[Figure dataset records]

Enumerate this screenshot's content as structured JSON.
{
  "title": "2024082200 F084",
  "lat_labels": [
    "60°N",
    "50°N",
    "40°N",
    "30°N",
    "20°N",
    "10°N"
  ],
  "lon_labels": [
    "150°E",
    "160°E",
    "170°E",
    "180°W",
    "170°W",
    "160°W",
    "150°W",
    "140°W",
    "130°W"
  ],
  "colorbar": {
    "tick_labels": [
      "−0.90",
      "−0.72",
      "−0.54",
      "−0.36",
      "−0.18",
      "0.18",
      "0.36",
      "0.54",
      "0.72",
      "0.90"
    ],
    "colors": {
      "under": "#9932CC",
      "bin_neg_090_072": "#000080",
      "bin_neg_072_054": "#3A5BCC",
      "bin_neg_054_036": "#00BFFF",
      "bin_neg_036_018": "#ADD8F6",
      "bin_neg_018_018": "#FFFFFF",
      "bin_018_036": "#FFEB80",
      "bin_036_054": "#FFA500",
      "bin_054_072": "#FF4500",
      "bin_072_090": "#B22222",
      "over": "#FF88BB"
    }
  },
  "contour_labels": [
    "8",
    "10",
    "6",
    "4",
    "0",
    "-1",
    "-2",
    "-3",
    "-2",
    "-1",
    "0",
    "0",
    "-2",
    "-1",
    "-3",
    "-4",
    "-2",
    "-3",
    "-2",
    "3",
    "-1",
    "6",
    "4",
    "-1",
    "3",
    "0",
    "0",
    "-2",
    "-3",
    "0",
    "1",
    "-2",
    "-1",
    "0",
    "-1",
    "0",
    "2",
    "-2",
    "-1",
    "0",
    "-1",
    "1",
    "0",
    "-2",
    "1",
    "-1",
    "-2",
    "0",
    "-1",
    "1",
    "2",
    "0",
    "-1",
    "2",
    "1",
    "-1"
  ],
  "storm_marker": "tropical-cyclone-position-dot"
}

**REQUIREMENT**
Repeat the data above, word for word.

**ANSWER IN FULL**
Enumerate this screenshot's content as structured JSON.
{
  "title": "2024082200 F084",
  "lat_labels": [
    "60°N",
    "50°N",
    "40°N",
    "30°N",
    "20°N",
    "10°N"
  ],
  "lon_labels": [
    "150°E",
    "160°E",
    "170°E",
    "180°W",
    "170°W",
    "160°W",
    "150°W",
    "140°W",
    "130°W"
  ],
  "colorbar": {
    "tick_labels": [
      "−0.90",
      "−0.72",
      "−0.54",
      "−0.36",
      "−0.18",
      "0.18",
      "0.36",
      "0.54",
      "0.72",
      "0.90"
    ],
    "colors": {
      "under": "#9932CC",
      "bin_neg_090_072": "#000080",
      "bin_neg_072_054": "#3A5BCC",
      "bin_neg_054_036": "#00BFFF",
      "bin_neg_036_018": "#ADD8F6",
      "bin_neg_018_018": "#FFFFFF",
      "bin_018_036": "#FFEB80",
      "bin_036_054": "#FFA500",
      "bin_054_072": "#FF4500",
      "bin_072_090": "#B22222",
      "over": "#FF88BB"
    }
  },
  "contour_labels": [
    "8",
    "10",
    "6",
    "4",
    "0",
    "-1",
    "-2",
    "-3",
    "-2",
    "-1",
    "0",
    "0",
    "-2",
    "-1",
    "-3",
    "-4",
    "-2",
    "-3",
    "-2",
    "3",
    "-1",
    "6",
    "4",
    "-1",
    "3",
    "0",
    "0",
    "-2",
    "-3",
    "0",
    "1",
    "-2",
    "-1",
    "0",
    "-1",
    "0",
    "2",
    "-2",
    "-1",
    "0",
    "-1",
    "1",
    "0",
    "-2",
    "1",
    "-1",
    "-2",
    "0",
    "-1",
    "1",
    "2",
    "0",
    "-1",
    "2",
    "1",
    "-1"
  ],
  "storm_marker": "tropical-cyclone-position-dot"
}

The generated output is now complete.